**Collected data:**
+-------+

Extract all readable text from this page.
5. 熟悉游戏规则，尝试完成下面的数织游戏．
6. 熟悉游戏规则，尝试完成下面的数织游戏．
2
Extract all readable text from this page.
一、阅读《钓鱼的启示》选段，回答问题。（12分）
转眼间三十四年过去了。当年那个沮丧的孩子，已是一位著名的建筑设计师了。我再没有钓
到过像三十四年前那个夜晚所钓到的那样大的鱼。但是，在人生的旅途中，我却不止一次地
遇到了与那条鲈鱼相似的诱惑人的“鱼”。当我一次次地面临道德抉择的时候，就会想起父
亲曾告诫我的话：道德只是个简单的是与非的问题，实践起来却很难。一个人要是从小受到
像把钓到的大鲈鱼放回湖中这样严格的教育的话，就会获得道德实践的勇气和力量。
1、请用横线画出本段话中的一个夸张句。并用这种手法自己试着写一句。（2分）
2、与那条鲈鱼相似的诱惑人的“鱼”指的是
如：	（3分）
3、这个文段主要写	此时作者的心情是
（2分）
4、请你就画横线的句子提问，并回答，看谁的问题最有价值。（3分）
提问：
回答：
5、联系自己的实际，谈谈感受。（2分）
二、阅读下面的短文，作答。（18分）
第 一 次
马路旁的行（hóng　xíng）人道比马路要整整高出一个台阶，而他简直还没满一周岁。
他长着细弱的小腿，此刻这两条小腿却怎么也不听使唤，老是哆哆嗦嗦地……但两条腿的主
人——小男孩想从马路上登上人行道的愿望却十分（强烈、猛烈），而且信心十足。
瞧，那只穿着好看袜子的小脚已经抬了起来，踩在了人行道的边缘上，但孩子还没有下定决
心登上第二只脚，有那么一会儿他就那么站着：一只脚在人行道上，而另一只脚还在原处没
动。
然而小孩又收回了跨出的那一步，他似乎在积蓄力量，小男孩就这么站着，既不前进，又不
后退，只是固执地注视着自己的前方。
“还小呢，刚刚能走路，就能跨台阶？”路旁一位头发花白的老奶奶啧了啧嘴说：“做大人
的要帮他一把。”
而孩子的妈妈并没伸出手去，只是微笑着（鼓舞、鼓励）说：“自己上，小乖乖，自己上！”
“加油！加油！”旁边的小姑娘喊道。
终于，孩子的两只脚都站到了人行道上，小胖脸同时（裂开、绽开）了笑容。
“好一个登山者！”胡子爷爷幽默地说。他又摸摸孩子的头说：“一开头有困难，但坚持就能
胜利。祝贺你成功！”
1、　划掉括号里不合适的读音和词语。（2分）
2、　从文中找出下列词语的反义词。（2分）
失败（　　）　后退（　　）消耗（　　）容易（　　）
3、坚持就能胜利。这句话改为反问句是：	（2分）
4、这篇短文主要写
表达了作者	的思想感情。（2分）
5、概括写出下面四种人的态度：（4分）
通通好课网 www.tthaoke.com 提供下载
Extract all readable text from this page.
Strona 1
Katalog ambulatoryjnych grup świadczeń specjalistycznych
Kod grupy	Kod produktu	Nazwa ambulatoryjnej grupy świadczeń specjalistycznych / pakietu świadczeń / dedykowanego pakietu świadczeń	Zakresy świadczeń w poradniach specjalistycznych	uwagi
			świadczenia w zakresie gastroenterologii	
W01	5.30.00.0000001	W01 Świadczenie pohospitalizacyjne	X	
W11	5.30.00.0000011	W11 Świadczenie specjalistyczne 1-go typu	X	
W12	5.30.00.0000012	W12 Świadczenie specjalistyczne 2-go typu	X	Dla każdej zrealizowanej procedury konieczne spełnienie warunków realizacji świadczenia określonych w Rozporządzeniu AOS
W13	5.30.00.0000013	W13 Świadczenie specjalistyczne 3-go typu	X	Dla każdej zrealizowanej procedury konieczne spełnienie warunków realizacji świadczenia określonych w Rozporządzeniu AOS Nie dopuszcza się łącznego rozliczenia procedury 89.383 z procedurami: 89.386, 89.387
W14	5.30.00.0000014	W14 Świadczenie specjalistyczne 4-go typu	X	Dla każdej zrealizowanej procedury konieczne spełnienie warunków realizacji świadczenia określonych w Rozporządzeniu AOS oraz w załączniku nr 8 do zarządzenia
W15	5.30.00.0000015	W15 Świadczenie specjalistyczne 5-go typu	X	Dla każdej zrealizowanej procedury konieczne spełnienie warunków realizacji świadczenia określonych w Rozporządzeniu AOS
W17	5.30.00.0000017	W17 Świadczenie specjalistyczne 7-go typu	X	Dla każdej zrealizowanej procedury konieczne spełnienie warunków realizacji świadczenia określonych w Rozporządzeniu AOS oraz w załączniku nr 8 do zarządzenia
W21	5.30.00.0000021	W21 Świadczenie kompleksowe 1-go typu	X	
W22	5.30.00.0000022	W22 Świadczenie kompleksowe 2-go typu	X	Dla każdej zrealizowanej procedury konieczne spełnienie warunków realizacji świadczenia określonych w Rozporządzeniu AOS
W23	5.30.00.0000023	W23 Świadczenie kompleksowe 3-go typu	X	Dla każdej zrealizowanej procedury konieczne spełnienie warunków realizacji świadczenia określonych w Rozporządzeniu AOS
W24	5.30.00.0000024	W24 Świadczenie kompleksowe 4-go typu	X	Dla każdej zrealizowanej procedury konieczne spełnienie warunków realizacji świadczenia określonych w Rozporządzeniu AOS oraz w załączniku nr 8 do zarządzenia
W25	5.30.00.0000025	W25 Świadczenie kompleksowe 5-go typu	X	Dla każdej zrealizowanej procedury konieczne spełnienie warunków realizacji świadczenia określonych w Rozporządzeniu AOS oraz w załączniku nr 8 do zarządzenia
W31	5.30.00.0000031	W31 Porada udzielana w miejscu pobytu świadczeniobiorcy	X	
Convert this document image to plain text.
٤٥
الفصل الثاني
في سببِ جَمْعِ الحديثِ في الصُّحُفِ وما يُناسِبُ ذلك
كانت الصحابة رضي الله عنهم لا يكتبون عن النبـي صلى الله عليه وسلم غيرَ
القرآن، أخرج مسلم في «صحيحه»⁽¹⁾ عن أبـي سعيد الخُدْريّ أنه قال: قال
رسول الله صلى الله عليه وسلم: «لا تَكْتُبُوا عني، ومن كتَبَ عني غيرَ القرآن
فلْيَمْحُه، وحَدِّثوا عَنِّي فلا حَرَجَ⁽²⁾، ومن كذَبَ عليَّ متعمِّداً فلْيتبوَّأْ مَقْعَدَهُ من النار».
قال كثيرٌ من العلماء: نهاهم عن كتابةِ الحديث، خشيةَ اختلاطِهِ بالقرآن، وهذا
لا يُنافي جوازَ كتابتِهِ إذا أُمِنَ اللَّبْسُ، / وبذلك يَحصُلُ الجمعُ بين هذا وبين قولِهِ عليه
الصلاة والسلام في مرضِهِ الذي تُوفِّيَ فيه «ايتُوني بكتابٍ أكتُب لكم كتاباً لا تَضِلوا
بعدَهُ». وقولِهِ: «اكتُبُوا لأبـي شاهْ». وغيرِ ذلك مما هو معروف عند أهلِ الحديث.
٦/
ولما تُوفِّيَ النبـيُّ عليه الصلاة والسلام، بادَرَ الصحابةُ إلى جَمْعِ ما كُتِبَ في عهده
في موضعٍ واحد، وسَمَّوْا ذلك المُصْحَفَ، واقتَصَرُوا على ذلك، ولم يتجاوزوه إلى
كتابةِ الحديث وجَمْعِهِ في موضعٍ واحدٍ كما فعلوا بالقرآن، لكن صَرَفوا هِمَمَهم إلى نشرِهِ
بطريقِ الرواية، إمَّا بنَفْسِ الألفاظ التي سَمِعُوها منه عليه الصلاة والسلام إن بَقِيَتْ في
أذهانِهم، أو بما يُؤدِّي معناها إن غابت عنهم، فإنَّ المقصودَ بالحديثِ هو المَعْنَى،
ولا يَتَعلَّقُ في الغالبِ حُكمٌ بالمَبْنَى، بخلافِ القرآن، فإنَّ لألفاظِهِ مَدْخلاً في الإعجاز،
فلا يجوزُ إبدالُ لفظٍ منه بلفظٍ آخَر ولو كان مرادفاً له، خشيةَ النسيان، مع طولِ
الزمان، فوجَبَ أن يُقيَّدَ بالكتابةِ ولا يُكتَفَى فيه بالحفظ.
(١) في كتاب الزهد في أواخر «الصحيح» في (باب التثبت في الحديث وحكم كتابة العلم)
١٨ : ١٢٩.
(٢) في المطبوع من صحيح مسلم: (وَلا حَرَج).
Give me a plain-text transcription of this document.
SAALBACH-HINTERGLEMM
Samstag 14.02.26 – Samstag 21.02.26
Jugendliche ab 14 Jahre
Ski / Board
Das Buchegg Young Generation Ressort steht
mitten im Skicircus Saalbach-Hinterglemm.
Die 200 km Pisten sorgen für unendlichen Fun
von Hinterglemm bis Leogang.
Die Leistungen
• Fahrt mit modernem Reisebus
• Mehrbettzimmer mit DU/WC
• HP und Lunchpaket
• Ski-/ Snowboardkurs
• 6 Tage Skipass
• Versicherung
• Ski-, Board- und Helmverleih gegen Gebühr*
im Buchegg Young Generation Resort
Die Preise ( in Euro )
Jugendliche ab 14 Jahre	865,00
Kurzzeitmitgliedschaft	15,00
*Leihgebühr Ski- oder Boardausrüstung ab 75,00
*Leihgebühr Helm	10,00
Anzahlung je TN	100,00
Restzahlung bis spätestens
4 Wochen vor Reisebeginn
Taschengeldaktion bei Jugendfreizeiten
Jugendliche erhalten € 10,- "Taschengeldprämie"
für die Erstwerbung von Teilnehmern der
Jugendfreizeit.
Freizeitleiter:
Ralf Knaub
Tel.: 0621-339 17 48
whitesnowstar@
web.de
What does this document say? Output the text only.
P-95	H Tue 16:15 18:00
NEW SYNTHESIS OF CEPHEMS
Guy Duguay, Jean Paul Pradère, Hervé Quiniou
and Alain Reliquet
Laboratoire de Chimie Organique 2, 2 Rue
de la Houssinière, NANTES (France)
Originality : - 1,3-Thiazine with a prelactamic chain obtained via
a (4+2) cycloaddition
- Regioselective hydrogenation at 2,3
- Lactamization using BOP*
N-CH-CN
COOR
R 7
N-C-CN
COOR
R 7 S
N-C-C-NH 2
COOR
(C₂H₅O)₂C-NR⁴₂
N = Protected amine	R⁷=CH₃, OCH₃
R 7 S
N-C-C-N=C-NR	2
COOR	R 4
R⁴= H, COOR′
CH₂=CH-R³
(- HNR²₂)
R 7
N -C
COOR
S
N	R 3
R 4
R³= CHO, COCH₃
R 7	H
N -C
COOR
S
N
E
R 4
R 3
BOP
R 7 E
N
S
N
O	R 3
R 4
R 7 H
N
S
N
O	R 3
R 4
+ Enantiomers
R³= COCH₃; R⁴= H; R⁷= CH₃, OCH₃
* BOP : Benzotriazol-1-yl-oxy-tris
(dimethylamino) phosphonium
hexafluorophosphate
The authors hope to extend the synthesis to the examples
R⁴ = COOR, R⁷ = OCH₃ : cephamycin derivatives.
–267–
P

+-------+

**WHAT THIS TASK INVOLVES:**
Collect the lines of the data that carry the word "مسلم".

**TASK RESULT:**
القرآن، أخرج مسلم في «صحيحه»⁽¹⁾ عن أبـي سعيد الخُدْريّ أنه قال: قال
(٢) في المطبوع من صحيح مسلم: (وَلا حَرَج).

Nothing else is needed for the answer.